## Dataset records

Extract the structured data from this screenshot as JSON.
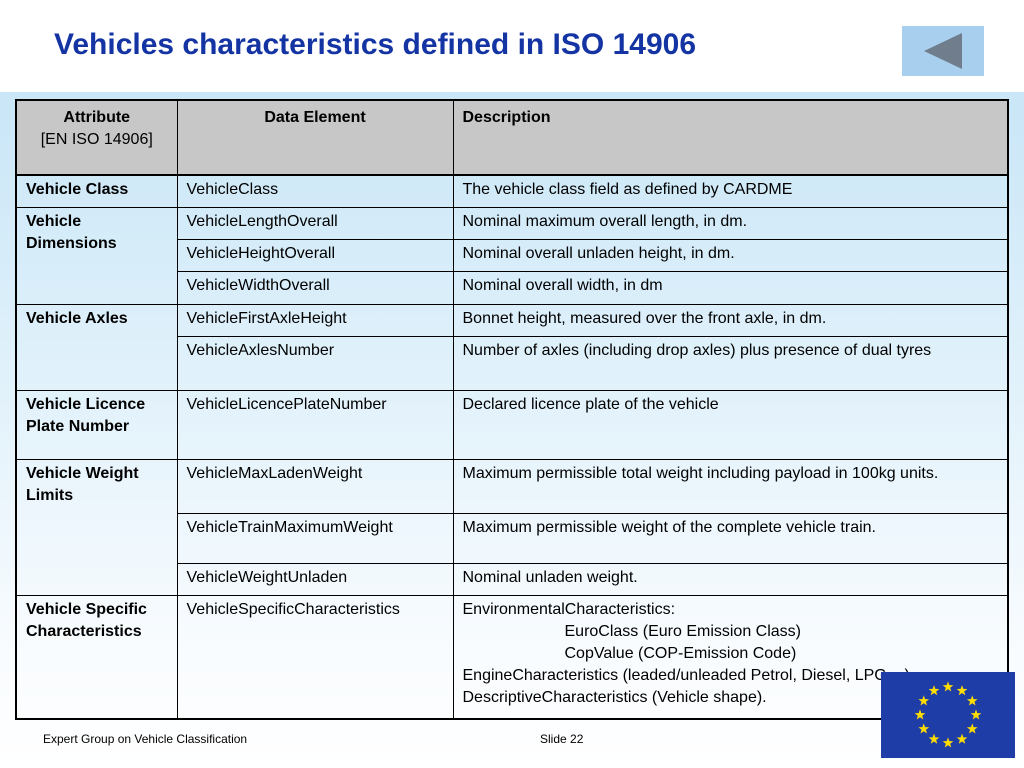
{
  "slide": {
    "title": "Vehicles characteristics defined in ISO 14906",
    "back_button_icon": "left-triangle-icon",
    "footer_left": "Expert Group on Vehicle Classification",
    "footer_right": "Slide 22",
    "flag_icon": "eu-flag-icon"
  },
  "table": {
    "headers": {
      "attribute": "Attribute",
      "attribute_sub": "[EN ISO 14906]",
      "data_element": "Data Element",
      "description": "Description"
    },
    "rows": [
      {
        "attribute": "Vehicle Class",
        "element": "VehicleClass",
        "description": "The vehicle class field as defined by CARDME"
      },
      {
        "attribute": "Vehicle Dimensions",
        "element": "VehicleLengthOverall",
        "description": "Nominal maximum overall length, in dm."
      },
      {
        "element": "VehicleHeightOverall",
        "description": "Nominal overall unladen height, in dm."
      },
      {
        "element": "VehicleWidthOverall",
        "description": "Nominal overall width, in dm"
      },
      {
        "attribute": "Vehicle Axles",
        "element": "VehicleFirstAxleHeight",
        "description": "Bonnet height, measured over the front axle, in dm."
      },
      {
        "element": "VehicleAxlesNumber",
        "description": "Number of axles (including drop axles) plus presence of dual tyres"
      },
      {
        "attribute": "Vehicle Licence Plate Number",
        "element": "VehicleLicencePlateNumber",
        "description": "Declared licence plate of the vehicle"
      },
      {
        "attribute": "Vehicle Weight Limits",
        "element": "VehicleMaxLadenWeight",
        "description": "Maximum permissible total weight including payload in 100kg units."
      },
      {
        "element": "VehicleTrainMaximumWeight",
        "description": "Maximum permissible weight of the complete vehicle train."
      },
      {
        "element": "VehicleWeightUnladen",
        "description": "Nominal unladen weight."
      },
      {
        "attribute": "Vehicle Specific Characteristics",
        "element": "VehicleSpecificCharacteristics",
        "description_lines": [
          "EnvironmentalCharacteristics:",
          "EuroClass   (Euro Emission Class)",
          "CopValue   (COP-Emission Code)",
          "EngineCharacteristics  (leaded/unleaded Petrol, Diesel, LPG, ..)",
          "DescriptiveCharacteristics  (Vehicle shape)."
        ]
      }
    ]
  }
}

## What you need to do
Select every line where the word "permissible" occurs.

## Answer to this task
        "description": "Maximum permissible total weight including payload in 100kg units."
        "description": "Maximum permissible weight of the complete vehicle train."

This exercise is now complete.